RECORDS FOR THE EXERCISE start

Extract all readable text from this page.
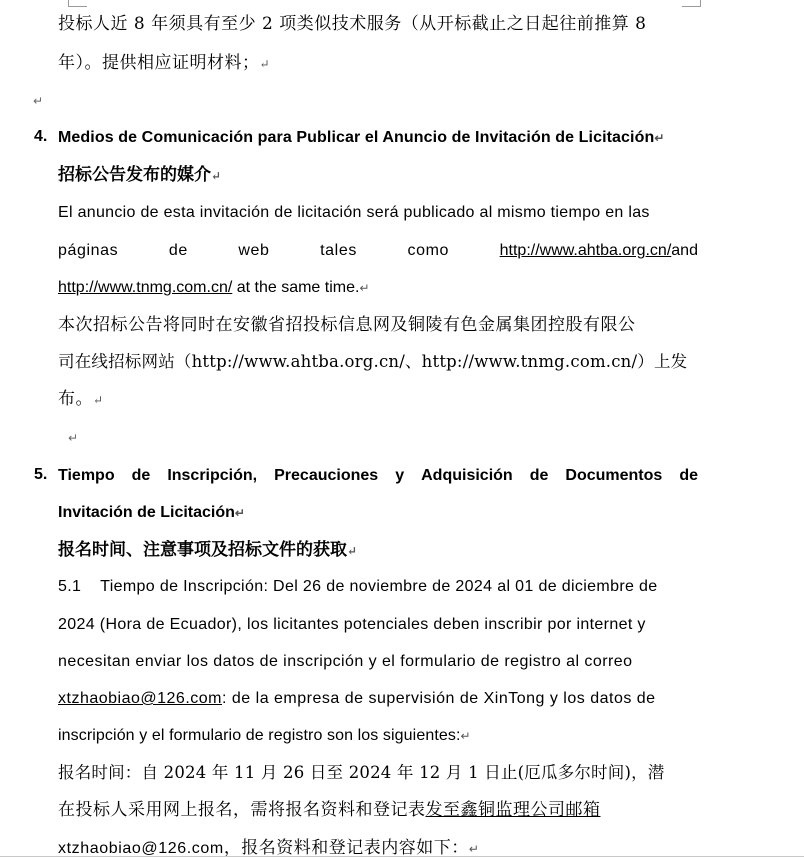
投标人近 8 年须具有至少 2 项类似技术服务（从开标截止之日起往前推算 8
年）。提供相应证明材料；↵
↵
4. Medios de Comunicación para Publicar el Anuncio de Invitación de Licitación↵
招标公告发布的媒介↵
El anuncio de esta invitación de licitación será publicado al mismo tiempo en las
páginas	de	web	tales	como	http://www.ahtba.org.cn/and
http://www.tnmg.com.cn/ at the same time.↵
本次招标公告将同时在安徽省招投标信息网及铜陵有色金属集团控股有限公
司在线招标网站（http://www.ahtba.org.cn/、http://www.tnmg.com.cn/）上发
布。↵
↵
5. Tiempo de Inscripción, Precauciones y Adquisición de Documentos de
Invitación de Licitación↵
报名时间、注意事项及招标文件的获取↵
5.1    Tiempo de Inscripción: Del 26 de noviembre de 2024 al 01 de diciembre de
2024 (Hora de Ecuador), los licitantes potenciales deben inscribir por internet y
necesitan enviar los datos de inscripción y el formulario de registro al correo
xtzhaobiao@126.com: de la empresa de supervisión de XinTong y los datos de
inscripción y el formulario de registro son los siguientes:↵
报名时间：自 2024 年 11 月 26 日至 2024 年 12 月 1 日止(厄瓜多尔时间)，潜
在投标人采用网上报名，需将报名资料和登记表发至鑫铜监理公司邮箱
xtzhaobiao@126.com，报名资料和登记表内容如下：↵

RECORDS FOR THE EXERCISE end

**THE PROBLEM:**
Gather all lines where the word "ahtba" appears.

**TASK RESPONSE:**
páginas	de	web	tales	como	http://www.ahtba.org.cn/and
司在线招标网站（http://www.ahtba.org.cn/、http://www.tnmg.com.cn/）上发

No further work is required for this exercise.